==== DATA SHOWN

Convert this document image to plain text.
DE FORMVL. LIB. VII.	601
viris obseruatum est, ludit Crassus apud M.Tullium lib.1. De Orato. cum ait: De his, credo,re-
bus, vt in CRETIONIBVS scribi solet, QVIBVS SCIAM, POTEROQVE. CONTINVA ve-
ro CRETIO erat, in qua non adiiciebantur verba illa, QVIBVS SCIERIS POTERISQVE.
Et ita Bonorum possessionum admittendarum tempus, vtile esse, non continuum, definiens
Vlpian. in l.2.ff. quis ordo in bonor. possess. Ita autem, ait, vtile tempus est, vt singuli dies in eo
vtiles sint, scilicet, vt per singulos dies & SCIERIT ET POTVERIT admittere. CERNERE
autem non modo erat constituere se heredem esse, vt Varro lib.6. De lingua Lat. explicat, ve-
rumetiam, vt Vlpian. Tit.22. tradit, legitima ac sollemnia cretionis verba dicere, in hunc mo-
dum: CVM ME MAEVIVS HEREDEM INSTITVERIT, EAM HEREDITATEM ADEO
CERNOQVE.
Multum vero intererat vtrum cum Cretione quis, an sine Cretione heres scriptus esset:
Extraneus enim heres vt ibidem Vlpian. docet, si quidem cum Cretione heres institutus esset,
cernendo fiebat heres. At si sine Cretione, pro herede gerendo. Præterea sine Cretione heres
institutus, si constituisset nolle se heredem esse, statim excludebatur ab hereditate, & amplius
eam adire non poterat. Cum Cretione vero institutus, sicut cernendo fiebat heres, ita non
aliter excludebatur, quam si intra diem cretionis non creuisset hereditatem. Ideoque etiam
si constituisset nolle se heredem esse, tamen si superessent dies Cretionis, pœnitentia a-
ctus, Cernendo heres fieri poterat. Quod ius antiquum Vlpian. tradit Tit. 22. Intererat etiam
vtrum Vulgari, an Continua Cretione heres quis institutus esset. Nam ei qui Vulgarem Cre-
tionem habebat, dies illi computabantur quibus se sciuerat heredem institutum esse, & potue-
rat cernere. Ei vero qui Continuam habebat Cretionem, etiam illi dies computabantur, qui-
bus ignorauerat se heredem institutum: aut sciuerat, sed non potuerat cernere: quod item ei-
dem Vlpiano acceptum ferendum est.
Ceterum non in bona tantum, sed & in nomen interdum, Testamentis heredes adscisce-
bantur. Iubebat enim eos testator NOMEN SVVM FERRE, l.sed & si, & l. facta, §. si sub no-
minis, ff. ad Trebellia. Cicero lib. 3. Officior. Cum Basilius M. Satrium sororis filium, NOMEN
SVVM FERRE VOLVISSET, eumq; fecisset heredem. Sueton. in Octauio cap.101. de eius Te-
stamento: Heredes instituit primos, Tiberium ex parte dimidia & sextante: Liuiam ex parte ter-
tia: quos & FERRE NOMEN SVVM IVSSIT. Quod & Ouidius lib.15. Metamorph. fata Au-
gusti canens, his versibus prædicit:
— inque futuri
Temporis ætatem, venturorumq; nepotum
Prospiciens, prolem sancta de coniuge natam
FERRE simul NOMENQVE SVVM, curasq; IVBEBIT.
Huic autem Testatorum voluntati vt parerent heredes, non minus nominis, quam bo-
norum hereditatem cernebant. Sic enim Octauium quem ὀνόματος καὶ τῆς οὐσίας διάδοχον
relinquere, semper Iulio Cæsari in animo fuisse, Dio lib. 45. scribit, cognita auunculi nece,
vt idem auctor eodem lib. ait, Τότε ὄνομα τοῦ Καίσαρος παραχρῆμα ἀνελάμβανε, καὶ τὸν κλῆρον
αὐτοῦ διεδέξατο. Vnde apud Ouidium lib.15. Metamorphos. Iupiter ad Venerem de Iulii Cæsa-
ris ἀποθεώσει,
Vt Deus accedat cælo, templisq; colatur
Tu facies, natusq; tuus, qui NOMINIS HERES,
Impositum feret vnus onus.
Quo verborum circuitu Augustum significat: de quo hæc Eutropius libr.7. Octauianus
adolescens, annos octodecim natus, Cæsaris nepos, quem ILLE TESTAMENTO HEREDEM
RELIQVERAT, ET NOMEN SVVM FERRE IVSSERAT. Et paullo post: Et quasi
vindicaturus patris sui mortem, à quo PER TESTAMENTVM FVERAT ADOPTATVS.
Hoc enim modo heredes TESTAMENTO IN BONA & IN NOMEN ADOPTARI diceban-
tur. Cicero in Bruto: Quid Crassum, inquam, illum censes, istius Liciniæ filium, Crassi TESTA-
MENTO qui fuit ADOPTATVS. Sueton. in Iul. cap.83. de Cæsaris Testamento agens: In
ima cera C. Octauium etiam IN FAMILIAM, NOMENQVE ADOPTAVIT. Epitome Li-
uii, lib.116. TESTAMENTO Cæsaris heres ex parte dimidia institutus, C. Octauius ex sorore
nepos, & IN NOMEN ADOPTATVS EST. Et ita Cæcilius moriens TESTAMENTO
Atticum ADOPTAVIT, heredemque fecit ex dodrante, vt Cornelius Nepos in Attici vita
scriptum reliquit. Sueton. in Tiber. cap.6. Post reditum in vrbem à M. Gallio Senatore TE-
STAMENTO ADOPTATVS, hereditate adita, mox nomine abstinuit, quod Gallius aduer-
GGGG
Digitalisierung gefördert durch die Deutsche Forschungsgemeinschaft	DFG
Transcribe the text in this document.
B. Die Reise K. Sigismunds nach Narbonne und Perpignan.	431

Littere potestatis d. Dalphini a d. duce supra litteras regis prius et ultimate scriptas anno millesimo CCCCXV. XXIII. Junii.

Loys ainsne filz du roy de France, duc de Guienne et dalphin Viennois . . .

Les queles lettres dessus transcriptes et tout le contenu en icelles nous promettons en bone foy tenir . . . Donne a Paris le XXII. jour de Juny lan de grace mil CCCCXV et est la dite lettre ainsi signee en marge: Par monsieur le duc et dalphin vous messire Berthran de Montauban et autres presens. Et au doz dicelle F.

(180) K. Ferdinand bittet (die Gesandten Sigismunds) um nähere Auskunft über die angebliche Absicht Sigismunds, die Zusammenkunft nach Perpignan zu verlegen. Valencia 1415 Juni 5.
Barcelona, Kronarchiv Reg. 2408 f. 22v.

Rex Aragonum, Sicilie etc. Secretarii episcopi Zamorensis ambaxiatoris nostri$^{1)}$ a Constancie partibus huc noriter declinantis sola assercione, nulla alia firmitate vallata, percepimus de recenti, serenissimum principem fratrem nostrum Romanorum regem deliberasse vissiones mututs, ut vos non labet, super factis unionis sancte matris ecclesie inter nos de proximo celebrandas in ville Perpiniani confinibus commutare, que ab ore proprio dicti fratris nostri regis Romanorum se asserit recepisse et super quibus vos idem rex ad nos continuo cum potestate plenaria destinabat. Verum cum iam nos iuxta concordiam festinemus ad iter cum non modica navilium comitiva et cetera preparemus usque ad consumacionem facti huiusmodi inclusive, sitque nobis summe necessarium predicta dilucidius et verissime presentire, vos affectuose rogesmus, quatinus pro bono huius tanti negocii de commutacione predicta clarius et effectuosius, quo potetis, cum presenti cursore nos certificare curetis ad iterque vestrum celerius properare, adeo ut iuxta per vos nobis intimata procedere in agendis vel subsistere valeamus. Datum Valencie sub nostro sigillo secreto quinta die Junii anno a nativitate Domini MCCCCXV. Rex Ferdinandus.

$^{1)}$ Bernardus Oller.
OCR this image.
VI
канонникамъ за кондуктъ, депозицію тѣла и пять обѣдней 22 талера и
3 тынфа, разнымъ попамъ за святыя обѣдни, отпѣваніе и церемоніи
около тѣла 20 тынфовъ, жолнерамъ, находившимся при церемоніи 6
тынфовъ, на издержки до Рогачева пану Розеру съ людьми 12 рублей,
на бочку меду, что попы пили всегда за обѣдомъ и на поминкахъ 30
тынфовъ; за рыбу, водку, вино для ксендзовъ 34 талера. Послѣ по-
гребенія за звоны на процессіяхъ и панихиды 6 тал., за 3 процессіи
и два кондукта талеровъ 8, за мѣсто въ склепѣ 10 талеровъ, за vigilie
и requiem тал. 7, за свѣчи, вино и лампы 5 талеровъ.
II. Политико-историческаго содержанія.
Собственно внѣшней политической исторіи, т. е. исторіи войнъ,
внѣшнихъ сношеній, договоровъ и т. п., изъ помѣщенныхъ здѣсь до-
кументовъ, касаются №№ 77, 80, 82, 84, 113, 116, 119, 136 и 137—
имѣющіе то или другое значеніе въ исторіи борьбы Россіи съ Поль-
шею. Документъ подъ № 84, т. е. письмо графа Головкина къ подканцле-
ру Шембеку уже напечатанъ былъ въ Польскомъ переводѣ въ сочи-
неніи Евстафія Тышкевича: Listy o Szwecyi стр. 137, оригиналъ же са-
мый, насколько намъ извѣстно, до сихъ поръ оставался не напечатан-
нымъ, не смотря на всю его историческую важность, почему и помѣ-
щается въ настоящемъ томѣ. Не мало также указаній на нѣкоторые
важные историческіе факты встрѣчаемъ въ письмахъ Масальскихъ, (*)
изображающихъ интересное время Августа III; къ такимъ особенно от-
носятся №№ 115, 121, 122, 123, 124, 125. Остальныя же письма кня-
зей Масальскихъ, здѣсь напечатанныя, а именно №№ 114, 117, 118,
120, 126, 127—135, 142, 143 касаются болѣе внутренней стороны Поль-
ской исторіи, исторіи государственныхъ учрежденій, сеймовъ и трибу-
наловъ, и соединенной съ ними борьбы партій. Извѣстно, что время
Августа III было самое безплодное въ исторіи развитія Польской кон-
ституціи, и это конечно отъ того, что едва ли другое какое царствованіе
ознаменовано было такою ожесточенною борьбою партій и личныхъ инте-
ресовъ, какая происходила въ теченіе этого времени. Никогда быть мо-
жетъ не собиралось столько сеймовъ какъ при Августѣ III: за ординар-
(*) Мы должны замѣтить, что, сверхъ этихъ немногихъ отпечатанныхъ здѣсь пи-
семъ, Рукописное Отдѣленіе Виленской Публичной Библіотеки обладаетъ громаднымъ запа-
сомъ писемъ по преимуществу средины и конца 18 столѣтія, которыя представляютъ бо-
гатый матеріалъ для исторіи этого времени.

========

GOAL:
Give the count of lines in the records that contain "Sueton", and no other text.

FULL ANSWER:
3